> _Requirements_
Omit every image, and transcribe the remaining entries exactly as given.

> _Material for the task_
* * * * * * * * *

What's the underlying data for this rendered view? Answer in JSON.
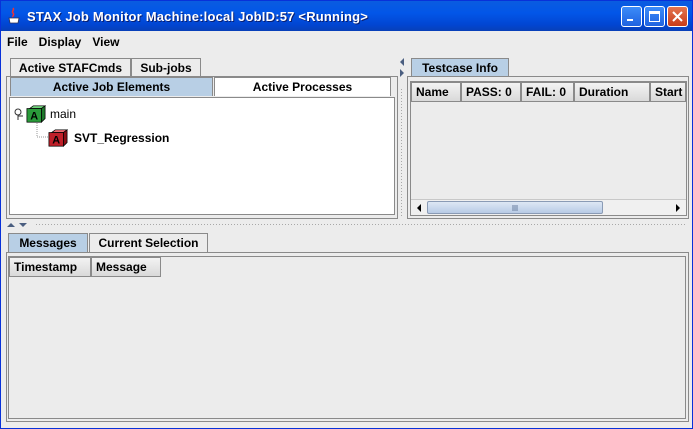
{
  "window": {
    "title": "STAX Job Monitor Machine:local JobID:57  <Running>"
  },
  "menu": [
    "File",
    "Display",
    "View"
  ],
  "left_top": {
    "outer_tabs": [
      "Active STAFCmds",
      "Sub-jobs"
    ],
    "inner_tabs": [
      "Active Job Elements",
      "Active Processes"
    ],
    "tree": {
      "root_label": "main",
      "child_label": "SVT_Regression",
      "cube_letter": "A"
    }
  },
  "right_top": {
    "tab": "Testcase Info",
    "columns": [
      "Name",
      "PASS: 0",
      "FAIL: 0",
      "Duration",
      "Start"
    ]
  },
  "bottom": {
    "tabs": [
      "Messages",
      "Current Selection"
    ],
    "columns": [
      "Timestamp",
      "Message"
    ]
  },
  "colors": {
    "titlebar": "#0256e8",
    "selected_tab": "#b8cfe5",
    "green_cube": "#2a9a3a",
    "red_cube": "#c0202a"
  }
}
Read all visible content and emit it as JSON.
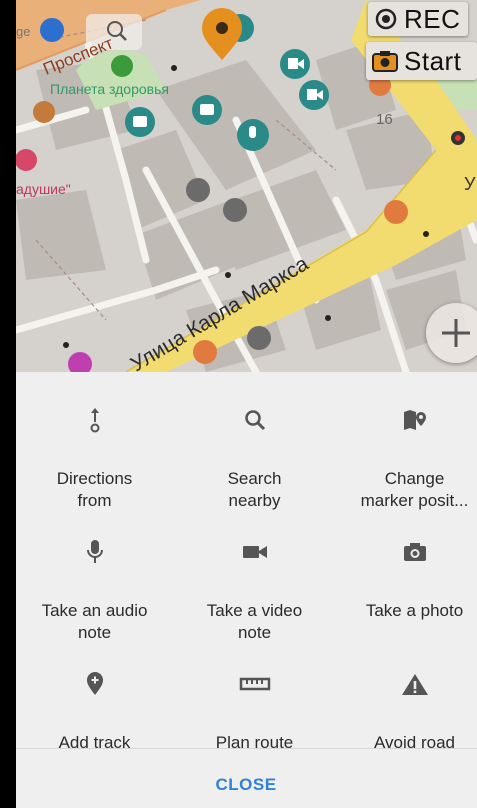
{
  "map": {
    "street_main": "Улица Карла Маркса",
    "street_top": "Проспект",
    "poi_pharmacy": "Планета здоровья",
    "poi_shop": "адушие\"",
    "house_number": "16",
    "edge_text_left": "ge",
    "edge_text_right": "У"
  },
  "overlay": {
    "rec_label": "REC",
    "start_label": "Start"
  },
  "actions": [
    {
      "icon": "directions-from-icon",
      "label": "Directions\nfrom"
    },
    {
      "icon": "search-icon",
      "label": "Search\nnearby"
    },
    {
      "icon": "change-marker-icon",
      "label": "Change\nmarker posit..."
    },
    {
      "icon": "microphone-icon",
      "label": "Take an audio\nnote"
    },
    {
      "icon": "video-camera-icon",
      "label": "Take a video\nnote"
    },
    {
      "icon": "camera-icon",
      "label": "Take a photo"
    },
    {
      "icon": "add-track-pin-icon",
      "label": "Add track"
    },
    {
      "icon": "ruler-icon",
      "label": "Plan route"
    },
    {
      "icon": "warning-icon",
      "label": "Avoid road"
    }
  ],
  "close_label": "CLOSE",
  "colors": {
    "sheet_bg": "#efefef",
    "accent": "#2f82d6",
    "marker": "#e58f1f",
    "road_primary": "#f2dc6f",
    "poi_teal": "#2a8a87"
  }
}
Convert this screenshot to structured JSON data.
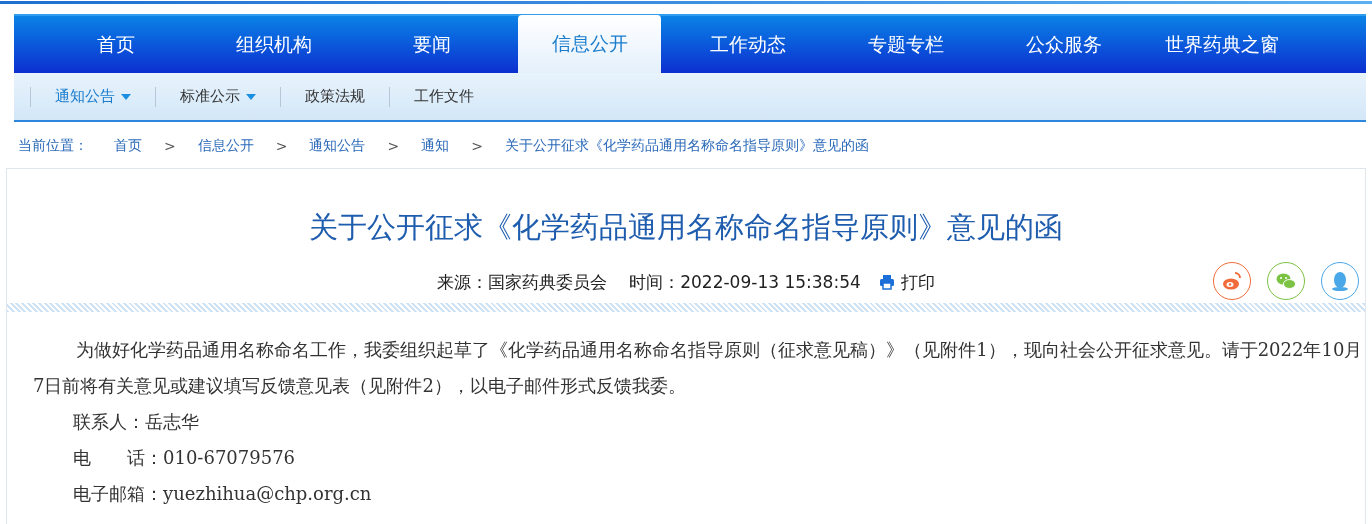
{
  "nav": [
    {
      "label": "首页",
      "selected": false
    },
    {
      "label": "组织机构",
      "selected": false
    },
    {
      "label": "要闻",
      "selected": false
    },
    {
      "label": "信息公开",
      "selected": true
    },
    {
      "label": "工作动态",
      "selected": false
    },
    {
      "label": "专题专栏",
      "selected": false
    },
    {
      "label": "公众服务",
      "selected": false
    },
    {
      "label": "世界药典之窗",
      "selected": false
    }
  ],
  "subnav": [
    {
      "label": "通知公告",
      "selected": true,
      "dropdown": true
    },
    {
      "label": "标准公示",
      "selected": false,
      "dropdown": true
    },
    {
      "label": "政策法规",
      "selected": false,
      "dropdown": false
    },
    {
      "label": "工作文件",
      "selected": false,
      "dropdown": false
    }
  ],
  "breadcrumb": {
    "label": "当前位置：",
    "items": [
      "首页",
      "信息公开",
      "通知公告",
      "通知",
      "关于公开征求《化学药品通用名称命名指导原则》意见的函"
    ],
    "separator": ">"
  },
  "article": {
    "title": "关于公开征求《化学药品通用名称命名指导原则》意见的函",
    "source": "来源：国家药典委员会",
    "time": "时间：2022-09-13 15:38:54",
    "print": "打印",
    "share": [
      {
        "kind": "weibo",
        "color": "#f26b3a"
      },
      {
        "kind": "wechat",
        "color": "#7cc243"
      },
      {
        "kind": "qq",
        "color": "#4aa8e8"
      }
    ],
    "paragraphs": [
      {
        "kind": "indent",
        "text": "为做好化学药品通用名称命名工作，我委组织起草了《化学药品通用名称命名指导原则（征求意见稿）》（见附件1），现向社会公开征求意见。请于2022年10月7日前将有关意见或建议填写反馈意见表（见附件2），以电子邮件形式反馈我委。"
      },
      {
        "kind": "contact",
        "text": "联系人：岳志华"
      },
      {
        "kind": "contact",
        "text": "电　　话：010-67079576"
      },
      {
        "kind": "contact",
        "text": "电子邮箱：yuezhihua@chp.org.cn"
      }
    ]
  }
}
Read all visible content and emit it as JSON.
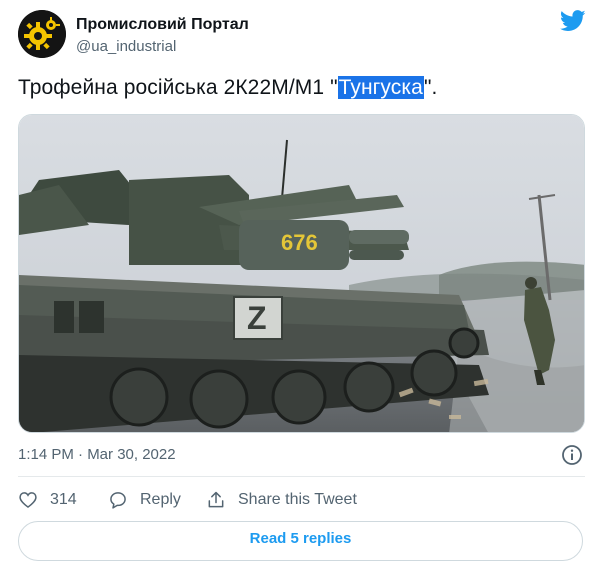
{
  "author": {
    "name": "Промисловий Портал",
    "handle": "@ua_industrial",
    "avatar_icon": "gear-logo-icon",
    "brand_color": "#f5c400"
  },
  "platform_icon": "twitter-bird-icon",
  "tweet": {
    "text_before": "Трофейна російська 2К22М/М1 \"",
    "text_highlight": "Тунгуска",
    "text_after": "\".",
    "media": {
      "vehicle_number": "676",
      "vehicle_mark": "Z"
    },
    "timestamp": "1:14 PM · Mar 30, 2022"
  },
  "actions": {
    "like_count": "314",
    "reply_label": "Reply",
    "share_label": "Share this Tweet"
  },
  "replies_button": "Read 5 replies",
  "colors": {
    "accent": "#1d9bf0",
    "secondary_text": "#536471",
    "highlight": "#1a73e8"
  }
}
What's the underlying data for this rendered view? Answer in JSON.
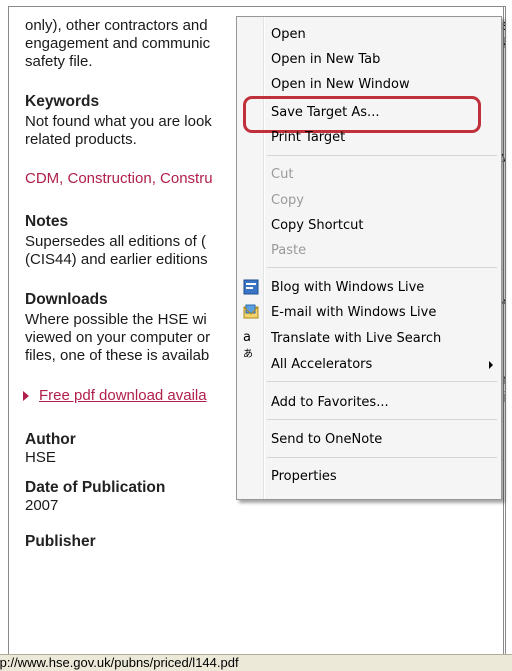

* * * * * * * * *

> _Written answer_
What's the underlying data for this rendered view? Answer in JSON.
{
  "window": {
    "title": "STAX Job Monitor Machine:local JobID:57  <Running>"
  },
  "menu": [
    "File",
    "Display",
    "View"
  ],
  "left_top": {
    "outer_tabs": [
      "Active STAFCmds",
      "Sub-jobs"
    ],
    "inner_tabs": [
      "Active Job Elements",
      "Active Processes"
    ],
    "tree": {
      "root_label": "main",
      "child_label": "SVT_Regression",
      "cube_letter": "A"
    }
  },
  "right_top": {
    "tab": "Testcase Info",
    "columns": [
      "Name",
      "PASS: 0",
      "FAIL: 0",
      "Duration",
      "Start"
    ]
  },
  "bottom": {
    "tabs": [
      "Messages",
      "Current Selection"
    ],
    "columns": [
      "Timestamp",
      "Message"
    ]
  },
  "colors": {
    "titlebar": "#0256e8",
    "selected_tab": "#b8cfe5",
    "green_cube": "#2a9a3a",
    "red_cube": "#c0202a"
  }
}
Read all visible content and emit it as JSON.
{
  "map": {
    "street_main": "Улица Карла Маркса",
    "street_top": "Проспект",
    "poi_pharmacy": "Планета здоровья",
    "poi_shop": "адушие\"",
    "house_number": "16",
    "edge_text_left": "ge",
    "edge_text_right": "У"
  },
  "overlay": {
    "rec_label": "REC",
    "start_label": "Start"
  },
  "actions": [
    {
      "icon": "directions-from-icon",
      "label": "Directions\nfrom"
    },
    {
      "icon": "search-icon",
      "label": "Search\nnearby"
    },
    {
      "icon": "change-marker-icon",
      "label": "Change\nmarker posit..."
    },
    {
      "icon": "microphone-icon",
      "label": "Take an audio\nnote"
    },
    {
      "icon": "video-camera-icon",
      "label": "Take a video\nnote"
    },
    {
      "icon": "camera-icon",
      "label": "Take a photo"
    },
    {
      "icon": "add-track-pin-icon",
      "label": "Add track"
    },
    {
      "icon": "ruler-icon",
      "label": "Plan route"
    },
    {
      "icon": "warning-icon",
      "label": "Avoid road"
    }
  ],
  "close_label": "CLOSE",
  "colors": {
    "sheet_bg": "#efefef",
    "accent": "#2f82d6",
    "marker": "#e58f1f",
    "road_primary": "#f2dc6f",
    "poi_teal": "#2a8a87"
  }
}
Convert this screenshot to structured JSON data.
{
  "nav": [
    {
      "label": "首页",
      "selected": false
    },
    {
      "label": "组织机构",
      "selected": false
    },
    {
      "label": "要闻",
      "selected": false
    },
    {
      "label": "信息公开",
      "selected": true
    },
    {
      "label": "工作动态",
      "selected": false
    },
    {
      "label": "专题专栏",
      "selected": false
    },
    {
      "label": "公众服务",
      "selected": false
    },
    {
      "label": "世界药典之窗",
      "selected": false
    }
  ],
  "subnav": [
    {
      "label": "通知公告",
      "selected": true,
      "dropdown": true
    },
    {
      "label": "标准公示",
      "selected": false,
      "dropdown": true
    },
    {
      "label": "政策法规",
      "selected": false,
      "dropdown": false
    },
    {
      "label": "工作文件",
      "selected": false,
      "dropdown": false
    }
  ],
  "breadcrumb": {
    "label": "当前位置：",
    "items": [
      "首页",
      "信息公开",
      "通知公告",
      "通知",
      "关于公开征求《化学药品通用名称命名指导原则》意见的函"
    ],
    "separator": ">"
  },
  "article": {
    "title": "关于公开征求《化学药品通用名称命名指导原则》意见的函",
    "source": "来源：国家药典委员会",
    "time": "时间：2022-09-13 15:38:54",
    "print": "打印",
    "share": [
      {
        "kind": "weibo",
        "color": "#f26b3a"
      },
      {
        "kind": "wechat",
        "color": "#7cc243"
      },
      {
        "kind": "qq",
        "color": "#4aa8e8"
      }
    ],
    "paragraphs": [
      {
        "kind": "indent",
        "text": "为做好化学药品通用名称命名工作，我委组织起草了《化学药品通用名称命名指导原则（征求意见稿）》（见附件1），现向社会公开征求意见。请于2022年10月7日前将有关意见或建议填写反馈意见表（见附件2），以电子邮件形式反馈我委。"
      },
      {
        "kind": "contact",
        "text": "联系人：岳志华"
      },
      {
        "kind": "contact",
        "text": "电　　话：010-67079576"
      },
      {
        "kind": "contact",
        "text": "电子邮箱：yuezhihua@chp.org.cn"
      }
    ]
  }
}
Read all visible content and emit it as JSON.
{
  "author": {
    "name": "Промисловий Портал",
    "handle": "@ua_industrial",
    "avatar_icon": "gear-logo-icon",
    "brand_color": "#f5c400"
  },
  "platform_icon": "twitter-bird-icon",
  "tweet": {
    "text_before": "Трофейна російська 2К22М/М1 \"",
    "text_highlight": "Тунгуска",
    "text_after": "\".",
    "media": {
      "vehicle_number": "676",
      "vehicle_mark": "Z"
    },
    "timestamp": "1:14 PM · Mar 30, 2022"
  },
  "actions": {
    "like_count": "314",
    "reply_label": "Reply",
    "share_label": "Share this Tweet"
  },
  "replies_button": "Read 5 replies",
  "colors": {
    "accent": "#1d9bf0",
    "secondary_text": "#536471",
    "highlight": "#1a73e8"
  }
}
What's the underlying data for this rendered view? Answer in JSON.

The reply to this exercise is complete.